REGISTROS DE ORIGEN:
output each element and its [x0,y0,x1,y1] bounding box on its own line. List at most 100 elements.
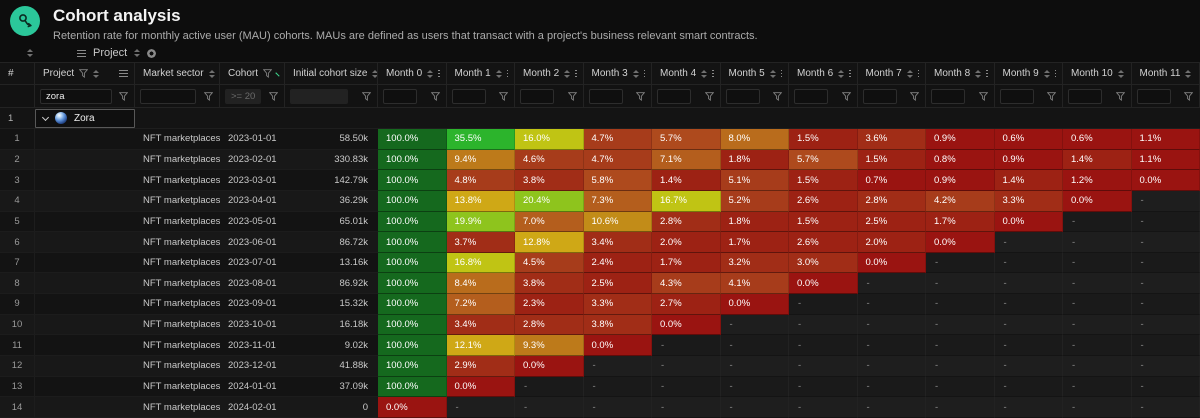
retention-cell-empty[interactable]: - [1063,397,1132,418]
filter-button-month1[interactable] [499,91,508,101]
retention-cell-empty[interactable]: - [857,294,926,315]
retention-cell-empty[interactable]: - [1131,252,1200,274]
initial-cohort-size-cell[interactable]: 37.09k [285,376,378,398]
retention-cell-empty[interactable]: - [1063,376,1132,398]
retention-cell[interactable]: 16.8% [446,252,515,274]
sort-icon[interactable] [632,69,639,78]
retention-cell-empty[interactable]: - [1131,356,1200,377]
retention-cell-empty[interactable]: - [720,314,789,336]
sort-icon[interactable] [564,69,571,78]
market-sector-cell[interactable]: NFT marketplaces [135,397,220,418]
retention-cell-empty[interactable]: - [1063,294,1132,315]
retention-cell-empty[interactable]: - [994,232,1063,253]
retention-cell-empty[interactable]: - [1131,294,1200,315]
retention-cell-empty[interactable]: - [994,376,1063,398]
retention-cell[interactable]: 10.6% [583,211,652,233]
retention-cell[interactable]: 100.0% [378,211,447,233]
retention-cell[interactable]: 0.0% [926,232,995,253]
column-header-month8[interactable]: Month 8 [926,63,995,84]
column-menu-icon[interactable] [986,70,988,77]
retention-cell[interactable]: 7.2% [446,294,515,315]
retention-cell[interactable]: 16.0% [515,129,584,150]
column-menu-icon[interactable] [780,70,782,77]
retention-cell[interactable]: 1.4% [652,170,721,191]
column-menu-icon[interactable] [575,70,577,77]
sort-icon[interactable] [93,69,100,78]
retention-cell[interactable]: 7.1% [652,149,721,171]
cohort-cell[interactable]: 2023-11-01 [220,335,285,357]
retention-cell-empty[interactable]: - [994,252,1063,274]
retention-cell-empty[interactable]: - [1063,273,1132,295]
filter-button-size[interactable] [362,91,371,101]
retention-cell[interactable]: 12.8% [515,232,584,253]
filter-input-month7[interactable] [862,88,897,104]
initial-cohort-size-cell[interactable]: 65.01k [285,211,378,233]
retention-cell[interactable]: 0.0% [1131,170,1200,191]
retention-cell[interactable]: 13.8% [446,190,515,212]
column-header-month0[interactable]: Month 0 [378,63,447,84]
sort-icon[interactable] [769,69,776,78]
retention-cell-empty[interactable]: - [1131,397,1200,418]
retention-cell[interactable]: 5.1% [720,170,789,191]
retention-cell-empty[interactable]: - [789,376,858,398]
project-cell[interactable] [35,232,135,253]
filter-input-month3[interactable] [588,88,623,104]
initial-cohort-size-cell[interactable]: 142.79k [285,170,378,191]
retention-cell[interactable]: 1.7% [720,232,789,253]
retention-cell[interactable]: 0.0% [583,335,652,357]
project-cell[interactable] [35,190,135,212]
retention-cell-empty[interactable]: - [926,335,995,357]
filter-button-cohort[interactable] [269,91,278,101]
column-header-cohort[interactable]: Cohort [220,63,285,84]
column-header-month11[interactable]: Month 11 [1132,63,1200,84]
project-cell[interactable] [35,170,135,191]
retention-cell-empty[interactable]: - [926,252,995,274]
retention-cell[interactable]: 5.8% [583,170,652,191]
retention-cell-empty[interactable]: - [994,314,1063,336]
initial-cohort-size-cell[interactable]: 86.72k [285,232,378,253]
retention-cell-empty[interactable]: - [994,294,1063,315]
group-settings-icon[interactable] [147,48,157,58]
retention-cell[interactable]: 100.0% [378,232,447,253]
retention-cell[interactable]: 4.2% [926,190,995,212]
retention-cell[interactable]: 4.7% [583,149,652,171]
column-menu-icon[interactable] [119,70,128,77]
retention-cell-empty[interactable]: - [1131,335,1200,357]
retention-cell[interactable]: 1.2% [1063,170,1132,191]
retention-cell-empty[interactable]: - [857,314,926,336]
initial-cohort-size-cell[interactable]: 330.83k [285,149,378,171]
retention-cell-empty[interactable]: - [1131,211,1200,233]
retention-cell-empty[interactable]: - [1063,252,1132,274]
filter-button-project[interactable] [119,91,128,101]
column-menu-icon[interactable] [849,70,851,77]
market-sector-cell[interactable]: NFT marketplaces [135,149,220,171]
retention-cell-empty[interactable]: - [926,376,995,398]
filter-button-month6[interactable] [841,91,851,101]
retention-cell[interactable]: 16.7% [652,190,721,212]
initial-cohort-size-cell[interactable]: 13.16k [285,252,378,274]
retention-cell-empty[interactable]: - [789,294,858,315]
market-sector-cell[interactable]: NFT marketplaces [135,273,220,295]
filter-input-size[interactable] [290,88,348,104]
retention-cell[interactable]: 0.0% [720,294,789,315]
filter-button-month10[interactable] [1115,91,1125,101]
column-header-month1[interactable]: Month 1 [447,63,515,84]
retention-cell[interactable]: 4.7% [583,129,652,150]
market-sector-cell[interactable]: NFT marketplaces [135,129,220,150]
sort-icon[interactable] [975,69,982,78]
retention-cell[interactable]: 100.0% [378,376,447,398]
project-cell[interactable] [35,335,135,357]
sort-icon[interactable] [208,69,215,78]
initial-cohort-size-cell[interactable]: 41.88k [285,356,378,377]
project-cell[interactable] [35,211,135,233]
retention-cell[interactable]: 20.4% [515,190,584,212]
retention-cell[interactable]: 0.9% [926,170,995,191]
retention-cell-empty[interactable]: - [652,397,721,418]
project-cell[interactable] [35,129,135,150]
retention-cell[interactable]: 1.5% [857,149,926,171]
retention-cell[interactable]: 1.5% [789,170,858,191]
filter-input-month11[interactable] [1136,88,1171,104]
sort-icon[interactable] [1043,69,1050,78]
cohort-cell[interactable]: 2023-07-01 [220,252,285,274]
sort-icon[interactable] [906,69,913,78]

INSTRUCCIÓN:
Da formato de lista JSON de cadenas a las líneas de los registros que van desde la que contiene "retention-cell-empty[interactable]: - [1063,397,1132,418]" hasta la que contiene "sort-icon[interactable] [632,69,639,78]", ambas incluidas. Usa una cadena por línea y omite las líneas en blanco.

RESPUESTA:
[
  "retention-cell-empty[interactable]: - [1063,397,1132,418]",
  "filter-button-month1[interactable] [499,91,508,101]",
  "retention-cell-empty[interactable]: - [857,294,926,315]",
  "retention-cell-empty[interactable]: - [1131,252,1200,274]",
  "initial-cohort-size-cell[interactable]: 37.09k [285,376,378,398]",
  "retention-cell-empty[interactable]: - [1063,376,1132,398]",
  "retention-cell[interactable]: 16.8% [446,252,515,274]",
  "sort-icon[interactable] [632,69,639,78]"
]